» **Goal**
Output every line exactly as written. Leave out pictures.
======== Extracted entries
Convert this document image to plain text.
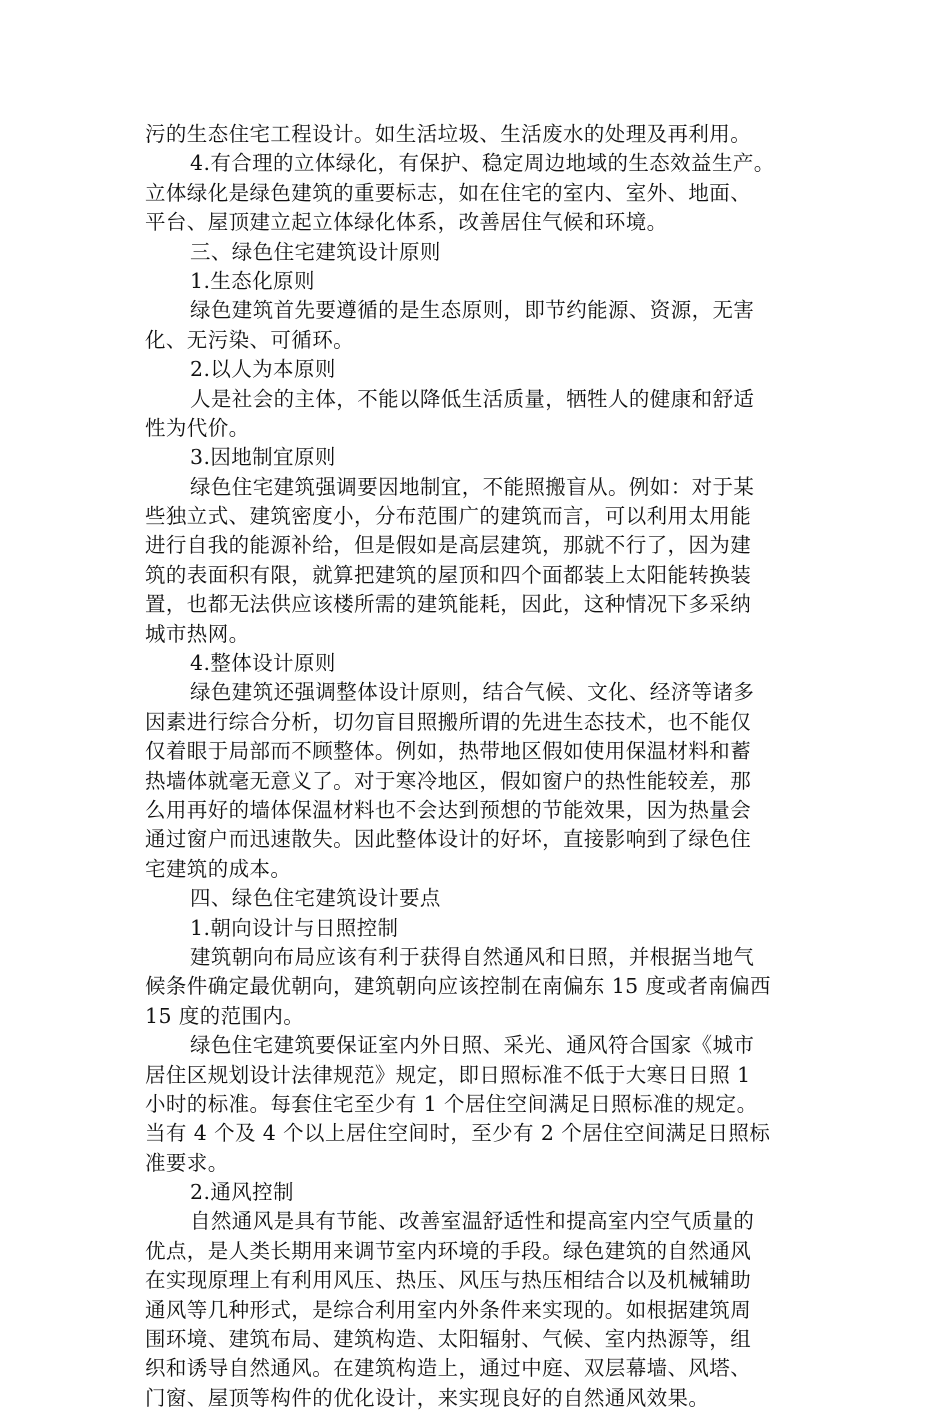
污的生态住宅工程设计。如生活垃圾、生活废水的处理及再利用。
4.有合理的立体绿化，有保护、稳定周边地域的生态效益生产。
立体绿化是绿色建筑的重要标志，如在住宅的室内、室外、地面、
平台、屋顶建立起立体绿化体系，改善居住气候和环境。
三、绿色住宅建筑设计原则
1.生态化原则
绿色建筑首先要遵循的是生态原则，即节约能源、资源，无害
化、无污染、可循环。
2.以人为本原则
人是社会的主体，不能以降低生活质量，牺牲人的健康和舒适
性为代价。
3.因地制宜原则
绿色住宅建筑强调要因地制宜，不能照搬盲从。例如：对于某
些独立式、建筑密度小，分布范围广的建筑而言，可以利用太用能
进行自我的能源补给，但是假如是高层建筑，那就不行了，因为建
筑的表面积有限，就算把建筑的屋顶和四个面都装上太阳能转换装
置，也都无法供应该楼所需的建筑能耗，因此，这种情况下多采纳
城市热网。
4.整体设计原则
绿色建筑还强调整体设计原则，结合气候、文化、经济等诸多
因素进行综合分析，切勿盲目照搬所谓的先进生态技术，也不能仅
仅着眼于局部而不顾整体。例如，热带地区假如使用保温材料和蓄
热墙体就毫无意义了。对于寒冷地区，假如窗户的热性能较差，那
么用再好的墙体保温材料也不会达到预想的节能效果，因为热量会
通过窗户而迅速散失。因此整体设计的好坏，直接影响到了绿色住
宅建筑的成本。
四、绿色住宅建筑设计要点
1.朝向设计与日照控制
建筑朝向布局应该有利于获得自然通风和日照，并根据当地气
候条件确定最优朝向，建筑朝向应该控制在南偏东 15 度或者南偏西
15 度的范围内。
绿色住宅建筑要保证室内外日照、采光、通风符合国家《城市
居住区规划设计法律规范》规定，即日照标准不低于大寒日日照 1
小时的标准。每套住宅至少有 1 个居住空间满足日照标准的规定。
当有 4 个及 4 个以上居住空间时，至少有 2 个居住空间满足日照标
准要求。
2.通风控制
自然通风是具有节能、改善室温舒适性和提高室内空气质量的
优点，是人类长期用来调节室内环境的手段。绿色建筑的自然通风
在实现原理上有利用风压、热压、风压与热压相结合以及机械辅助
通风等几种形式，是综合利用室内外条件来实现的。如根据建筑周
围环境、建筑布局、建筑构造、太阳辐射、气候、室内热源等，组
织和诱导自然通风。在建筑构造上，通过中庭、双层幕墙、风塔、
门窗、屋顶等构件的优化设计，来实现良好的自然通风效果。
================
» **Task response**
Convert this document image to plain text.
污的生态住宅工程设计。如生活垃圾、生活废水的处理及再利用。
4.有合理的立体绿化，有保护、稳定周边地域的生态效益生产。
立体绿化是绿色建筑的重要标志，如在住宅的室内、室外、地面、
平台、屋顶建立起立体绿化体系，改善居住气候和环境。
三、绿色住宅建筑设计原则
1.生态化原则
绿色建筑首先要遵循的是生态原则，即节约能源、资源，无害
化、无污染、可循环。
2.以人为本原则
人是社会的主体，不能以降低生活质量，牺牲人的健康和舒适
性为代价。
3.因地制宜原则
绿色住宅建筑强调要因地制宜，不能照搬盲从。例如：对于某
些独立式、建筑密度小，分布范围广的建筑而言，可以利用太用能
进行自我的能源补给，但是假如是高层建筑，那就不行了，因为建
筑的表面积有限，就算把建筑的屋顶和四个面都装上太阳能转换装
置，也都无法供应该楼所需的建筑能耗，因此，这种情况下多采纳
城市热网。
4.整体设计原则
绿色建筑还强调整体设计原则，结合气候、文化、经济等诸多
因素进行综合分析，切勿盲目照搬所谓的先进生态技术，也不能仅
仅着眼于局部而不顾整体。例如，热带地区假如使用保温材料和蓄
热墙体就毫无意义了。对于寒冷地区，假如窗户的热性能较差，那
么用再好的墙体保温材料也不会达到预想的节能效果，因为热量会
通过窗户而迅速散失。因此整体设计的好坏，直接影响到了绿色住
宅建筑的成本。
四、绿色住宅建筑设计要点
1.朝向设计与日照控制
建筑朝向布局应该有利于获得自然通风和日照，并根据当地气
候条件确定最优朝向，建筑朝向应该控制在南偏东 15 度或者南偏西
15 度的范围内。
绿色住宅建筑要保证室内外日照、采光、通风符合国家《城市
居住区规划设计法律规范》规定，即日照标准不低于大寒日日照 1
小时的标准。每套住宅至少有 1 个居住空间满足日照标准的规定。
当有 4 个及 4 个以上居住空间时，至少有 2 个居住空间满足日照标
准要求。
2.通风控制
自然通风是具有节能、改善室温舒适性和提高室内空气质量的
优点，是人类长期用来调节室内环境的手段。绿色建筑的自然通风
在实现原理上有利用风压、热压、风压与热压相结合以及机械辅助
通风等几种形式，是综合利用室内外条件来实现的。如根据建筑周
围环境、建筑布局、建筑构造、太阳辐射、气候、室内热源等，组
织和诱导自然通风。在建筑构造上，通过中庭、双层幕墙、风塔、
门窗、屋顶等构件的优化设计，来实现良好的自然通风效果。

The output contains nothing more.